| THE REQUEST |
Copy out every line exactly, passing over the pictures.

*****

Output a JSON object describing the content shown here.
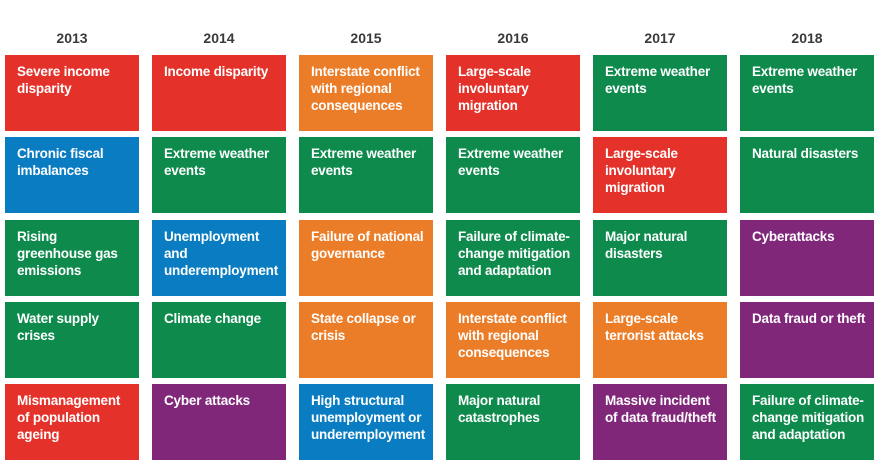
{
  "colors": {
    "red": "#e4322b",
    "blue": "#0a7dc2",
    "green": "#0d8a4c",
    "orange": "#ec7d28",
    "purple": "#80277a"
  },
  "columns": [
    {
      "year": "2013",
      "risks": [
        {
          "label": "Severe income disparity",
          "color": "red"
        },
        {
          "label": "Chronic fiscal imbalances",
          "color": "blue"
        },
        {
          "label": "Rising greenhouse gas emissions",
          "color": "green"
        },
        {
          "label": "Water supply crises",
          "color": "green"
        },
        {
          "label": "Mismanagement of population ageing",
          "color": "red"
        }
      ]
    },
    {
      "year": "2014",
      "risks": [
        {
          "label": "Income disparity",
          "color": "red"
        },
        {
          "label": "Extreme weather events",
          "color": "green"
        },
        {
          "label": "Unemployment and underemployment",
          "color": "blue"
        },
        {
          "label": "Climate change",
          "color": "green"
        },
        {
          "label": "Cyber attacks",
          "color": "purple"
        }
      ]
    },
    {
      "year": "2015",
      "risks": [
        {
          "label": "Interstate conflict with regional consequences",
          "color": "orange"
        },
        {
          "label": "Extreme weather events",
          "color": "green"
        },
        {
          "label": "Failure of national governance",
          "color": "orange"
        },
        {
          "label": "State collapse or crisis",
          "color": "orange"
        },
        {
          "label": "High structural unemployment or underemployment",
          "color": "blue"
        }
      ]
    },
    {
      "year": "2016",
      "risks": [
        {
          "label": "Large-scale involuntary migration",
          "color": "red"
        },
        {
          "label": "Extreme weather events",
          "color": "green"
        },
        {
          "label": "Failure of climate-change mitigation and adaptation",
          "color": "green"
        },
        {
          "label": "Interstate conflict with regional consequences",
          "color": "orange"
        },
        {
          "label": "Major natural catastrophes",
          "color": "green"
        }
      ]
    },
    {
      "year": "2017",
      "risks": [
        {
          "label": "Extreme weather events",
          "color": "green"
        },
        {
          "label": "Large-scale involuntary migration",
          "color": "red"
        },
        {
          "label": "Major natural disasters",
          "color": "green"
        },
        {
          "label": "Large-scale terrorist attacks",
          "color": "orange"
        },
        {
          "label": "Massive incident of data fraud/theft",
          "color": "purple"
        }
      ]
    },
    {
      "year": "2018",
      "risks": [
        {
          "label": "Extreme weather events",
          "color": "green"
        },
        {
          "label": "Natural disasters",
          "color": "green"
        },
        {
          "label": "Cyberattacks",
          "color": "purple"
        },
        {
          "label": "Data fraud or theft",
          "color": "purple"
        },
        {
          "label": "Failure of climate-change mitigation and adaptation",
          "color": "green"
        }
      ]
    }
  ]
}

*****

| EXERCISE RESPONSE |
Output a JSON object describing the content shown here.
{
  "colors": {
    "red": "#e4322b",
    "blue": "#0a7dc2",
    "green": "#0d8a4c",
    "orange": "#ec7d28",
    "purple": "#80277a"
  },
  "columns": [
    {
      "year": "2013",
      "risks": [
        {
          "label": "Severe income disparity",
          "color": "red"
        },
        {
          "label": "Chronic fiscal imbalances",
          "color": "blue"
        },
        {
          "label": "Rising greenhouse gas emissions",
          "color": "green"
        },
        {
          "label": "Water supply crises",
          "color": "green"
        },
        {
          "label": "Mismanagement of population ageing",
          "color": "red"
        }
      ]
    },
    {
      "year": "2014",
      "risks": [
        {
          "label": "Income disparity",
          "color": "red"
        },
        {
          "label": "Extreme weather events",
          "color": "green"
        },
        {
          "label": "Unemployment and underemployment",
          "color": "blue"
        },
        {
          "label": "Climate change",
          "color": "green"
        },
        {
          "label": "Cyber attacks",
          "color": "purple"
        }
      ]
    },
    {
      "year": "2015",
      "risks": [
        {
          "label": "Interstate conflict with regional consequences",
          "color": "orange"
        },
        {
          "label": "Extreme weather events",
          "color": "green"
        },
        {
          "label": "Failure of national governance",
          "color": "orange"
        },
        {
          "label": "State collapse or crisis",
          "color": "orange"
        },
        {
          "label": "High structural unemployment or underemployment",
          "color": "blue"
        }
      ]
    },
    {
      "year": "2016",
      "risks": [
        {
          "label": "Large-scale involuntary migration",
          "color": "red"
        },
        {
          "label": "Extreme weather events",
          "color": "green"
        },
        {
          "label": "Failure of climate-change mitigation and adaptation",
          "color": "green"
        },
        {
          "label": "Interstate conflict with regional consequences",
          "color": "orange"
        },
        {
          "label": "Major natural catastrophes",
          "color": "green"
        }
      ]
    },
    {
      "year": "2017",
      "risks": [
        {
          "label": "Extreme weather events",
          "color": "green"
        },
        {
          "label": "Large-scale involuntary migration",
          "color": "red"
        },
        {
          "label": "Major natural disasters",
          "color": "green"
        },
        {
          "label": "Large-scale terrorist attacks",
          "color": "orange"
        },
        {
          "label": "Massive incident of data fraud/theft",
          "color": "purple"
        }
      ]
    },
    {
      "year": "2018",
      "risks": [
        {
          "label": "Extreme weather events",
          "color": "green"
        },
        {
          "label": "Natural disasters",
          "color": "green"
        },
        {
          "label": "Cyberattacks",
          "color": "purple"
        },
        {
          "label": "Data fraud or theft",
          "color": "purple"
        },
        {
          "label": "Failure of climate-change mitigation and adaptation",
          "color": "green"
        }
      ]
    }
  ]
}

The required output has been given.